[Records from a collection of figures]
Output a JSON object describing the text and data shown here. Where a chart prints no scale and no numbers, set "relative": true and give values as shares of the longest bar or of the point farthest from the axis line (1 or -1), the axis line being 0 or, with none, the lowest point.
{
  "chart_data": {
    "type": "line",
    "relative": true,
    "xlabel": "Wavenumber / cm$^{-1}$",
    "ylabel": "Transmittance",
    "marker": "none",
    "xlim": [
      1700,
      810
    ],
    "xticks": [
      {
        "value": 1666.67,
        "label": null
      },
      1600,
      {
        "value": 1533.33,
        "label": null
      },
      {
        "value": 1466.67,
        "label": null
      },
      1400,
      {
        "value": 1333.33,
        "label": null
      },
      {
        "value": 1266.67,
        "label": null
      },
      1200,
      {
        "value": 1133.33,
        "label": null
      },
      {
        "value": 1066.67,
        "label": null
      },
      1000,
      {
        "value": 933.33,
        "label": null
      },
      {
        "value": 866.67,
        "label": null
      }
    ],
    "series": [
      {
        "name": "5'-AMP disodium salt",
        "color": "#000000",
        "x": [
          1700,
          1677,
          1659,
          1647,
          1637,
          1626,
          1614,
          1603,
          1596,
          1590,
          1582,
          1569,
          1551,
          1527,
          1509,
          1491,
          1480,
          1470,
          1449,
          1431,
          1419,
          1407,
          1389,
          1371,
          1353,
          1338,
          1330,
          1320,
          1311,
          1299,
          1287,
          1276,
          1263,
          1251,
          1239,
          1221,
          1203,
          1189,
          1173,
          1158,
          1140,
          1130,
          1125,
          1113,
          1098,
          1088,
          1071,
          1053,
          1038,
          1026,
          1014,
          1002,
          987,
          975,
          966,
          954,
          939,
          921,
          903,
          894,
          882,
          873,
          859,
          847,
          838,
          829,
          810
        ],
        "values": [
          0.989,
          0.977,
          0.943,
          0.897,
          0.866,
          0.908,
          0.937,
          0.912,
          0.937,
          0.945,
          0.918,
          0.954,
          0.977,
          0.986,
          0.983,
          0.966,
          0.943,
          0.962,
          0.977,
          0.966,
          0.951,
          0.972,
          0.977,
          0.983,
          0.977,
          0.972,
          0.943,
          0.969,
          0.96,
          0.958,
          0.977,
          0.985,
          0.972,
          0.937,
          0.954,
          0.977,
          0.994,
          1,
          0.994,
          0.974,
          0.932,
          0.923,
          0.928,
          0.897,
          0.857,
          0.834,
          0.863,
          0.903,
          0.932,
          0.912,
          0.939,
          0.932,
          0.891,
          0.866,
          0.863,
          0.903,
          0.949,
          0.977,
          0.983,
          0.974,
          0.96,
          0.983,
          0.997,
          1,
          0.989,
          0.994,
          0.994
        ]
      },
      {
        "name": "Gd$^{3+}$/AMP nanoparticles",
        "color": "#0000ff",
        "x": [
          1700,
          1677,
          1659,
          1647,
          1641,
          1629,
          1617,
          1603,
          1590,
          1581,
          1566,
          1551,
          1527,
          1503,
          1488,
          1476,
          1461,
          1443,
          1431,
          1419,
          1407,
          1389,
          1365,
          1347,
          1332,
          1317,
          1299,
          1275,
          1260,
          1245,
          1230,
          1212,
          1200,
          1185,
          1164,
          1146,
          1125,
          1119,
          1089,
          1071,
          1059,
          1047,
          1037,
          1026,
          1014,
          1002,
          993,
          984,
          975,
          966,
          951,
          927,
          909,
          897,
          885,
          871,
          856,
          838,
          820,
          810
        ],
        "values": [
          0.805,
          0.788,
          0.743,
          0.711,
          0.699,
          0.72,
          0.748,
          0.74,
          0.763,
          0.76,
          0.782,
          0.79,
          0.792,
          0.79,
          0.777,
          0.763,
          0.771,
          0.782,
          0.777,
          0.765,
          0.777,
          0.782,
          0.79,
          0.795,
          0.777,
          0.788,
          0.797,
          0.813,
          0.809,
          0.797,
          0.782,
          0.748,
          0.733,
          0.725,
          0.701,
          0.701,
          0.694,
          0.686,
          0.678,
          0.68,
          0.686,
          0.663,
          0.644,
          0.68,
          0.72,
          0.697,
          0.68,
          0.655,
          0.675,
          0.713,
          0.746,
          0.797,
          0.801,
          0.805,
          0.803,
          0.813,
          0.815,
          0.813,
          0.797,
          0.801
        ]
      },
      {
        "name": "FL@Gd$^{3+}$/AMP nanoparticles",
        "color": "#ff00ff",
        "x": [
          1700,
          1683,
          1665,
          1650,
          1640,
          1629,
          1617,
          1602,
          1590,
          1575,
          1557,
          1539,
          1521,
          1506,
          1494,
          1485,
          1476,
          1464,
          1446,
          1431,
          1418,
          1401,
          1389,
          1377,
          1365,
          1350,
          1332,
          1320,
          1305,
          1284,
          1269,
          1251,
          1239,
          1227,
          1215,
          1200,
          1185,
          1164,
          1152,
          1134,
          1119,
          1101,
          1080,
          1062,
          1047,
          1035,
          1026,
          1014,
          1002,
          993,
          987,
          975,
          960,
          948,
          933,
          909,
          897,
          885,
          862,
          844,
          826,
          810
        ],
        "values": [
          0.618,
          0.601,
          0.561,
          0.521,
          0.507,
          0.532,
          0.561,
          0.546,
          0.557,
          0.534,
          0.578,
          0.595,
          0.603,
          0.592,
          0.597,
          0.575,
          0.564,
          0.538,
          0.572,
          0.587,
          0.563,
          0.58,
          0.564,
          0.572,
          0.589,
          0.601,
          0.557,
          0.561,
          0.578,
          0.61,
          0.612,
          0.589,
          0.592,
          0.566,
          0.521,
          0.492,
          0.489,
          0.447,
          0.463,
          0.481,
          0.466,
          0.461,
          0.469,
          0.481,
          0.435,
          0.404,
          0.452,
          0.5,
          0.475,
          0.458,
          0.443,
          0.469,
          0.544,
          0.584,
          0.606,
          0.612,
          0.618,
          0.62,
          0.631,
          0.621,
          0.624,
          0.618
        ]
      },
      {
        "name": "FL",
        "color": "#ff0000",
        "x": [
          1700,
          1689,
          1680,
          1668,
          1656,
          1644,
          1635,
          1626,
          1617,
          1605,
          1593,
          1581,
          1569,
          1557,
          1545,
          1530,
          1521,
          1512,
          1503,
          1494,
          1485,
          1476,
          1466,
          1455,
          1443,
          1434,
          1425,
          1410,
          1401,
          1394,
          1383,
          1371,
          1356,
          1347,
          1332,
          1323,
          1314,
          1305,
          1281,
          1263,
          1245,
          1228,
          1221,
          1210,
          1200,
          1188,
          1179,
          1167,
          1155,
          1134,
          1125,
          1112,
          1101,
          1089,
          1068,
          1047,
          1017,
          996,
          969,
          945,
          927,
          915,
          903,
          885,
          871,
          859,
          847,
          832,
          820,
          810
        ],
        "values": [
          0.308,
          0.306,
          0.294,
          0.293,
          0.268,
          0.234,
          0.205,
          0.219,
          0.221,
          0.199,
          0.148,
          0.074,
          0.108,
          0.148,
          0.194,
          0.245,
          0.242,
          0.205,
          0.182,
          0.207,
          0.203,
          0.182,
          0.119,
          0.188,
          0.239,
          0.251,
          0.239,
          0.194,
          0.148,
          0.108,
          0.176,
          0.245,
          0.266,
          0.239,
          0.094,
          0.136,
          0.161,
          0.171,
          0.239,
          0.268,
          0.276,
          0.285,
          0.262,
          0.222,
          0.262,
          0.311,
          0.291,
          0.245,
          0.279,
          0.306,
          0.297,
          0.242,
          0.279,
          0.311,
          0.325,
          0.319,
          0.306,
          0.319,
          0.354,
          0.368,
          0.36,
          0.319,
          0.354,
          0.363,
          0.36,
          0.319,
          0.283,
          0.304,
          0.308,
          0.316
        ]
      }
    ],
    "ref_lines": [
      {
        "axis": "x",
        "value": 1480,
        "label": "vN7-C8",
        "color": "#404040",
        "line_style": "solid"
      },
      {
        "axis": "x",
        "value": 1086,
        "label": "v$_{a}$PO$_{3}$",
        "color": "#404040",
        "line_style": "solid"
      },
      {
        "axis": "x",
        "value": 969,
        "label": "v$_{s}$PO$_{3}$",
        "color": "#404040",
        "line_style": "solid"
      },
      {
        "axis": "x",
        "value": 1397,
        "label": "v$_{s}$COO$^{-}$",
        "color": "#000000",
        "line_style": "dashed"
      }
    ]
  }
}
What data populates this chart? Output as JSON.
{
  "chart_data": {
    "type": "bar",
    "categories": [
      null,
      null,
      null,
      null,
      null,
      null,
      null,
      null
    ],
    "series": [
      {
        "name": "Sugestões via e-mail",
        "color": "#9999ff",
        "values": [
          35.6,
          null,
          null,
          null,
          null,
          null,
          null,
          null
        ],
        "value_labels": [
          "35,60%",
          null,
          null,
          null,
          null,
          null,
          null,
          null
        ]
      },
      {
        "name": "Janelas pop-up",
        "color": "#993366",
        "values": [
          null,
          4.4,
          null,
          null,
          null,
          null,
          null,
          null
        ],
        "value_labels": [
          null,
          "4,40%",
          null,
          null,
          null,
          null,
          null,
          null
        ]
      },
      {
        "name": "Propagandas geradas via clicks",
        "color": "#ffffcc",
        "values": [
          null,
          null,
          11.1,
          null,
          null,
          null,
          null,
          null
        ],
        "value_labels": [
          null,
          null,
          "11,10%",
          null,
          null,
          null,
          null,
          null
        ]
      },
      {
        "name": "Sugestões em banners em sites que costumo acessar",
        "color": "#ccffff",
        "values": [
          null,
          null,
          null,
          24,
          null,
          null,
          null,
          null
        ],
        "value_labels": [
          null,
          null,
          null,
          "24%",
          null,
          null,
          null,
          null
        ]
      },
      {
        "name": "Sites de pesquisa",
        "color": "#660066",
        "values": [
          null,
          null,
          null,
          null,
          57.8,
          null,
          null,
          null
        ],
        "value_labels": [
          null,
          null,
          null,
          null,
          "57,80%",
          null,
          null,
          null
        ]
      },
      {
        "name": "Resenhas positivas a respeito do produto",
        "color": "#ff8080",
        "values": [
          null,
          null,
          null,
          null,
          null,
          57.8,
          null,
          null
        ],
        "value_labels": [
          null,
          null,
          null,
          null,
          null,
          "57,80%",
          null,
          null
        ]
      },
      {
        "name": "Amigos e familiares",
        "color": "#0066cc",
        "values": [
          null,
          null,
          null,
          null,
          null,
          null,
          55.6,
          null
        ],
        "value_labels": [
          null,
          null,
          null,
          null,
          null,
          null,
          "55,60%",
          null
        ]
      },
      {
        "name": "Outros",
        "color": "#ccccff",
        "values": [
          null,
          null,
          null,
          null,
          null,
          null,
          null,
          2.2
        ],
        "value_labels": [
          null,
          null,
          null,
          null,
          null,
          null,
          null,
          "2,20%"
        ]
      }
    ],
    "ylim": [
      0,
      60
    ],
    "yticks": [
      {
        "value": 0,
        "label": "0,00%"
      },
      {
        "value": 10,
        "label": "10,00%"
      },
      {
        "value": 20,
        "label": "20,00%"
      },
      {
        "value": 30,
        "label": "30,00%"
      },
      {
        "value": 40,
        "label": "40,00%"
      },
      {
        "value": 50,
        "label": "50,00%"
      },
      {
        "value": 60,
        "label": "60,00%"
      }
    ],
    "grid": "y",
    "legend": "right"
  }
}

● Exercise instructions
From the data above, copy out every line with the string "JSON" in it.

● Complete answer
Output a JSON object describing the text and data shown here. Where a chart prints no scale and no numbers, set "relative": true and give values as shares of the longest bar or of the point farthest from the axis line (1 or -1), the axis line being 0 or, with none, the lowest point.
What data populates this chart? Output as JSON.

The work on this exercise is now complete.